What follows is a block of records; reproduce all of it verbatim.

Collection entries:

——————————

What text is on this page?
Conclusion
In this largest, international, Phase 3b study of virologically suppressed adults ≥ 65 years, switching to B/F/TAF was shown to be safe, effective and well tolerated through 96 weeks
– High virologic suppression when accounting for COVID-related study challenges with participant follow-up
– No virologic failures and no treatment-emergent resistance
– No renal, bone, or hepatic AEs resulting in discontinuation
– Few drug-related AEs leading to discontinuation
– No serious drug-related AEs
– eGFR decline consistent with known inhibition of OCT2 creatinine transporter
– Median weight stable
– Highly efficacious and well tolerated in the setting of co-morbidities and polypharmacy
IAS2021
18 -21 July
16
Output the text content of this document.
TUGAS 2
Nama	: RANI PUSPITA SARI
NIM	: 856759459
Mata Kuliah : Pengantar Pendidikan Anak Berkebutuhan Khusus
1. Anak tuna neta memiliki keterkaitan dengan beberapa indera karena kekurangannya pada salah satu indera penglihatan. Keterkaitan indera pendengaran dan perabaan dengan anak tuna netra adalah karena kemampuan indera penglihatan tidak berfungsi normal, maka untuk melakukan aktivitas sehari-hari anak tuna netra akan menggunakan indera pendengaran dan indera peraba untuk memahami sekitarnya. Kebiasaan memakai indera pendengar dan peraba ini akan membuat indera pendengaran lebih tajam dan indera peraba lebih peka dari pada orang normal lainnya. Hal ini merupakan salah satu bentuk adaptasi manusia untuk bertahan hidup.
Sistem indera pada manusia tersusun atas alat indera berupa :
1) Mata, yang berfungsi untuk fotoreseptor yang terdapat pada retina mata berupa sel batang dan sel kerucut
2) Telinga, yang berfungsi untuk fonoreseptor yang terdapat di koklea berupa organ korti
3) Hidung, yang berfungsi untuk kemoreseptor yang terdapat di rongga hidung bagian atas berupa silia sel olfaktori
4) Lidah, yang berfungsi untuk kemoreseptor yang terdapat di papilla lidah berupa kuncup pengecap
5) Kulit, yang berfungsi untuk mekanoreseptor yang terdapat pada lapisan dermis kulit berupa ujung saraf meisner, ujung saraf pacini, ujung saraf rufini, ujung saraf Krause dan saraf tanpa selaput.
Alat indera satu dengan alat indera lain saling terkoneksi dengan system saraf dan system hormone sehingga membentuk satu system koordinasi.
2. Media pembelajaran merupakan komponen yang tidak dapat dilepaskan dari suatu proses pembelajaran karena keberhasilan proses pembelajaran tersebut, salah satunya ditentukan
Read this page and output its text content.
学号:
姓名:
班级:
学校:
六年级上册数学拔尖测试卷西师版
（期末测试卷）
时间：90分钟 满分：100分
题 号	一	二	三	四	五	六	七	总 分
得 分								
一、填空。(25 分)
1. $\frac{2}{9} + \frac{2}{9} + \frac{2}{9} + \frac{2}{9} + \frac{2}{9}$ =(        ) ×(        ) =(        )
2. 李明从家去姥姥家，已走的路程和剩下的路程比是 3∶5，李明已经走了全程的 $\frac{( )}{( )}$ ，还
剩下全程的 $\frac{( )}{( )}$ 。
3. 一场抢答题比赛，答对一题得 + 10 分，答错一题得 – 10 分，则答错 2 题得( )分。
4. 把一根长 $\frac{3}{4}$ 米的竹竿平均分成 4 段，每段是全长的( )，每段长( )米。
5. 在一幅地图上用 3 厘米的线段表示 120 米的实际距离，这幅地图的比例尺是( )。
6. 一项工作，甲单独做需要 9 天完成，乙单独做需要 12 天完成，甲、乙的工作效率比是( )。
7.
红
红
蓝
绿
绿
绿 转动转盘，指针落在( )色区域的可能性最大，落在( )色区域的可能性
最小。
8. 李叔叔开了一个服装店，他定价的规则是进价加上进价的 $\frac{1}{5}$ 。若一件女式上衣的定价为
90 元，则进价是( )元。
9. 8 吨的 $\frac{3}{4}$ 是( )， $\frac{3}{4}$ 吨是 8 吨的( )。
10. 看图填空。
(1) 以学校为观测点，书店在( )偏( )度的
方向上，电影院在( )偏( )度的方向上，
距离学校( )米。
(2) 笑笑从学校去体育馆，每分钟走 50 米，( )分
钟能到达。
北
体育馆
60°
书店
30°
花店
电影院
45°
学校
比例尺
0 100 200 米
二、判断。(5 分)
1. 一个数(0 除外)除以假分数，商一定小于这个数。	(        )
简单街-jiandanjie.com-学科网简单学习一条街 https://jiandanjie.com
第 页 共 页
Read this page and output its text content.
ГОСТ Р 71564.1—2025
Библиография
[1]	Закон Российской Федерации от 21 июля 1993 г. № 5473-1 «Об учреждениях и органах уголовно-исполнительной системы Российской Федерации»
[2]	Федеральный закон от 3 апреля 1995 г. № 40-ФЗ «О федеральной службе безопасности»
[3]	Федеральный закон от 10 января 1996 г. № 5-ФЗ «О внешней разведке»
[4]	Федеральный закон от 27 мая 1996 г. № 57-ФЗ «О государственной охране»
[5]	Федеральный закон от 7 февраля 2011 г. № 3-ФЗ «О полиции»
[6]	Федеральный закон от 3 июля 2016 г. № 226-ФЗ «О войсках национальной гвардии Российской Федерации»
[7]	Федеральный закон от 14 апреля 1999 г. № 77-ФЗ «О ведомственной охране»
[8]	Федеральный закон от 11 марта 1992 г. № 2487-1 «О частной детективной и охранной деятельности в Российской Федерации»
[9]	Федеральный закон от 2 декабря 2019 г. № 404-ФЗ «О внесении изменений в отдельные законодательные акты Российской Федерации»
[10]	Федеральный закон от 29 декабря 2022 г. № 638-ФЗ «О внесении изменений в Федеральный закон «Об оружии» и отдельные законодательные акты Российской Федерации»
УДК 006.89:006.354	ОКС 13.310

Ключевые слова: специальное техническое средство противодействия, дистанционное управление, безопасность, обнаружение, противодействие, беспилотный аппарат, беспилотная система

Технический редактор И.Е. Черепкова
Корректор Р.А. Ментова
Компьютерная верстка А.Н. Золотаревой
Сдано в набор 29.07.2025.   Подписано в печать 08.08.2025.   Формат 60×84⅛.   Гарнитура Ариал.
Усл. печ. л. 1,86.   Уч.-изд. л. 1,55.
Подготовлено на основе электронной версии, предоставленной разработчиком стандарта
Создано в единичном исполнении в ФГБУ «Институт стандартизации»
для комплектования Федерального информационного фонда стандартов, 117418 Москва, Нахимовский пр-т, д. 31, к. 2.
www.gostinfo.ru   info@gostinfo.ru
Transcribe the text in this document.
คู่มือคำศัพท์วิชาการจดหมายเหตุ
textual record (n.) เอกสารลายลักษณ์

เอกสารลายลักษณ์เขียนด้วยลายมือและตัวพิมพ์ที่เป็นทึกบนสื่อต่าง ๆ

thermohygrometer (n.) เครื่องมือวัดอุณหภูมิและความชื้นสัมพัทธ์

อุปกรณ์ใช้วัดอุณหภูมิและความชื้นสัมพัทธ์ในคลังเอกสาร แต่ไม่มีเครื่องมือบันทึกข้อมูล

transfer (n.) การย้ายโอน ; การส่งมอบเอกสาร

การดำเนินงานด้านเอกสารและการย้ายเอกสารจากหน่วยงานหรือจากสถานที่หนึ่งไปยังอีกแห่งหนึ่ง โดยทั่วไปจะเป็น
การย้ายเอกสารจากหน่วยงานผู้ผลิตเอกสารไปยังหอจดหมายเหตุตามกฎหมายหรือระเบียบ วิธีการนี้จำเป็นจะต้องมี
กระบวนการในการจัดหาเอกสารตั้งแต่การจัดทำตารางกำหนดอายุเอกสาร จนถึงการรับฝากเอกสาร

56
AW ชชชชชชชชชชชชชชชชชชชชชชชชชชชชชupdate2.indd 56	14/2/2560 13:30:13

——————————

> **ANSWER BELOW**:
What text is on this page?
Conclusion
In this largest, international, Phase 3b study of virologically suppressed adults ≥ 65 years, switching to B/F/TAF was shown to be safe, effective and well tolerated through 96 weeks
– High virologic suppression when accounting for COVID-related study challenges with participant follow-up
– No virologic failures and no treatment-emergent resistance
– No renal, bone, or hepatic AEs resulting in discontinuation
– Few drug-related AEs leading to discontinuation
– No serious drug-related AEs
– eGFR decline consistent with known inhibition of OCT2 creatinine transporter
– Median weight stable
– Highly efficacious and well tolerated in the setting of co-morbidities and polypharmacy
IAS2021
18 -21 July
16
Output the text content of this document.
TUGAS 2
Nama	: RANI PUSPITA SARI
NIM	: 856759459
Mata Kuliah : Pengantar Pendidikan Anak Berkebutuhan Khusus
1. Anak tuna neta memiliki keterkaitan dengan beberapa indera karena kekurangannya pada salah satu indera penglihatan. Keterkaitan indera pendengaran dan perabaan dengan anak tuna netra adalah karena kemampuan indera penglihatan tidak berfungsi normal, maka untuk melakukan aktivitas sehari-hari anak tuna netra akan menggunakan indera pendengaran dan indera peraba untuk memahami sekitarnya. Kebiasaan memakai indera pendengar dan peraba ini akan membuat indera pendengaran lebih tajam dan indera peraba lebih peka dari pada orang normal lainnya. Hal ini merupakan salah satu bentuk adaptasi manusia untuk bertahan hidup.
Sistem indera pada manusia tersusun atas alat indera berupa :
1) Mata, yang berfungsi untuk fotoreseptor yang terdapat pada retina mata berupa sel batang dan sel kerucut
2) Telinga, yang berfungsi untuk fonoreseptor yang terdapat di koklea berupa organ korti
3) Hidung, yang berfungsi untuk kemoreseptor yang terdapat di rongga hidung bagian atas berupa silia sel olfaktori
4) Lidah, yang berfungsi untuk kemoreseptor yang terdapat di papilla lidah berupa kuncup pengecap
5) Kulit, yang berfungsi untuk mekanoreseptor yang terdapat pada lapisan dermis kulit berupa ujung saraf meisner, ujung saraf pacini, ujung saraf rufini, ujung saraf Krause dan saraf tanpa selaput.
Alat indera satu dengan alat indera lain saling terkoneksi dengan system saraf dan system hormone sehingga membentuk satu system koordinasi.
2. Media pembelajaran merupakan komponen yang tidak dapat dilepaskan dari suatu proses pembelajaran karena keberhasilan proses pembelajaran tersebut, salah satunya ditentukan
Read this page and output its text content.
学号:
姓名:
班级:
学校:
六年级上册数学拔尖测试卷西师版
（期末测试卷）
时间：90分钟 满分：100分
题 号	一	二	三	四	五	六	七	总 分
得 分								
一、填空。(25 分)
1. $\frac{2}{9} + \frac{2}{9} + \frac{2}{9} + \frac{2}{9} + \frac{2}{9}$ =(        ) ×(        ) =(        )
2. 李明从家去姥姥家，已走的路程和剩下的路程比是 3∶5，李明已经走了全程的 $\frac{( )}{( )}$ ，还
剩下全程的 $\frac{( )}{( )}$ 。
3. 一场抢答题比赛，答对一题得 + 10 分，答错一题得 – 10 分，则答错 2 题得( )分。
4. 把一根长 $\frac{3}{4}$ 米的竹竿平均分成 4 段，每段是全长的( )，每段长( )米。
5. 在一幅地图上用 3 厘米的线段表示 120 米的实际距离，这幅地图的比例尺是( )。
6. 一项工作，甲单独做需要 9 天完成，乙单独做需要 12 天完成，甲、乙的工作效率比是( )。
7.
红
红
蓝
绿
绿
绿 转动转盘，指针落在( )色区域的可能性最大，落在( )色区域的可能性
最小。
8. 李叔叔开了一个服装店，他定价的规则是进价加上进价的 $\frac{1}{5}$ 。若一件女式上衣的定价为
90 元，则进价是( )元。
9. 8 吨的 $\frac{3}{4}$ 是( )， $\frac{3}{4}$ 吨是 8 吨的( )。
10. 看图填空。
(1) 以学校为观测点，书店在( )偏( )度的
方向上，电影院在( )偏( )度的方向上，
距离学校( )米。
(2) 笑笑从学校去体育馆，每分钟走 50 米，( )分
钟能到达。
北
体育馆
60°
书店
30°
花店
电影院
45°
学校
比例尺
0 100 200 米
二、判断。(5 分)
1. 一个数(0 除外)除以假分数，商一定小于这个数。	(        )
简单街-jiandanjie.com-学科网简单学习一条街 https://jiandanjie.com
第 页 共 页
Read this page and output its text content.
ГОСТ Р 71564.1—2025
Библиография
[1]	Закон Российской Федерации от 21 июля 1993 г. № 5473-1 «Об учреждениях и органах уголовно-исполнительной системы Российской Федерации»
[2]	Федеральный закон от 3 апреля 1995 г. № 40-ФЗ «О федеральной службе безопасности»
[3]	Федеральный закон от 10 января 1996 г. № 5-ФЗ «О внешней разведке»
[4]	Федеральный закон от 27 мая 1996 г. № 57-ФЗ «О государственной охране»
[5]	Федеральный закон от 7 февраля 2011 г. № 3-ФЗ «О полиции»
[6]	Федеральный закон от 3 июля 2016 г. № 226-ФЗ «О войсках национальной гвардии Российской Федерации»
[7]	Федеральный закон от 14 апреля 1999 г. № 77-ФЗ «О ведомственной охране»
[8]	Федеральный закон от 11 марта 1992 г. № 2487-1 «О частной детективной и охранной деятельности в Российской Федерации»
[9]	Федеральный закон от 2 декабря 2019 г. № 404-ФЗ «О внесении изменений в отдельные законодательные акты Российской Федерации»
[10]	Федеральный закон от 29 декабря 2022 г. № 638-ФЗ «О внесении изменений в Федеральный закон «Об оружии» и отдельные законодательные акты Российской Федерации»
УДК 006.89:006.354	ОКС 13.310

Ключевые слова: специальное техническое средство противодействия, дистанционное управление, безопасность, обнаружение, противодействие, беспилотный аппарат, беспилотная система

Технический редактор И.Е. Черепкова
Корректор Р.А. Ментова
Компьютерная верстка А.Н. Золотаревой
Сдано в набор 29.07.2025.   Подписано в печать 08.08.2025.   Формат 60×84⅛.   Гарнитура Ариал.
Усл. печ. л. 1,86.   Уч.-изд. л. 1,55.
Подготовлено на основе электронной версии, предоставленной разработчиком стандарта
Создано в единичном исполнении в ФГБУ «Институт стандартизации»
для комплектования Федерального информационного фонда стандартов, 117418 Москва, Нахимовский пр-т, д. 31, к. 2.
www.gostinfo.ru   info@gostinfo.ru
Transcribe the text in this document.
คู่มือคำศัพท์วิชาการจดหมายเหตุ
textual record (n.) เอกสารลายลักษณ์

เอกสารลายลักษณ์เขียนด้วยลายมือและตัวพิมพ์ที่เป็นทึกบนสื่อต่าง ๆ

thermohygrometer (n.) เครื่องมือวัดอุณหภูมิและความชื้นสัมพัทธ์

อุปกรณ์ใช้วัดอุณหภูมิและความชื้นสัมพัทธ์ในคลังเอกสาร แต่ไม่มีเครื่องมือบันทึกข้อมูล

transfer (n.) การย้ายโอน ; การส่งมอบเอกสาร

การดำเนินงานด้านเอกสารและการย้ายเอกสารจากหน่วยงานหรือจากสถานที่หนึ่งไปยังอีกแห่งหนึ่ง โดยทั่วไปจะเป็น
การย้ายเอกสารจากหน่วยงานผู้ผลิตเอกสารไปยังหอจดหมายเหตุตามกฎหมายหรือระเบียบ วิธีการนี้จำเป็นจะต้องมี
กระบวนการในการจัดหาเอกสารตั้งแต่การจัดทำตารางกำหนดอายุเอกสาร จนถึงการรับฝากเอกสาร

56
AW ชชชชชชชชชชชชชชชชชชชชชชชชชชชชชupdate2.indd 56	14/2/2560 13:30:13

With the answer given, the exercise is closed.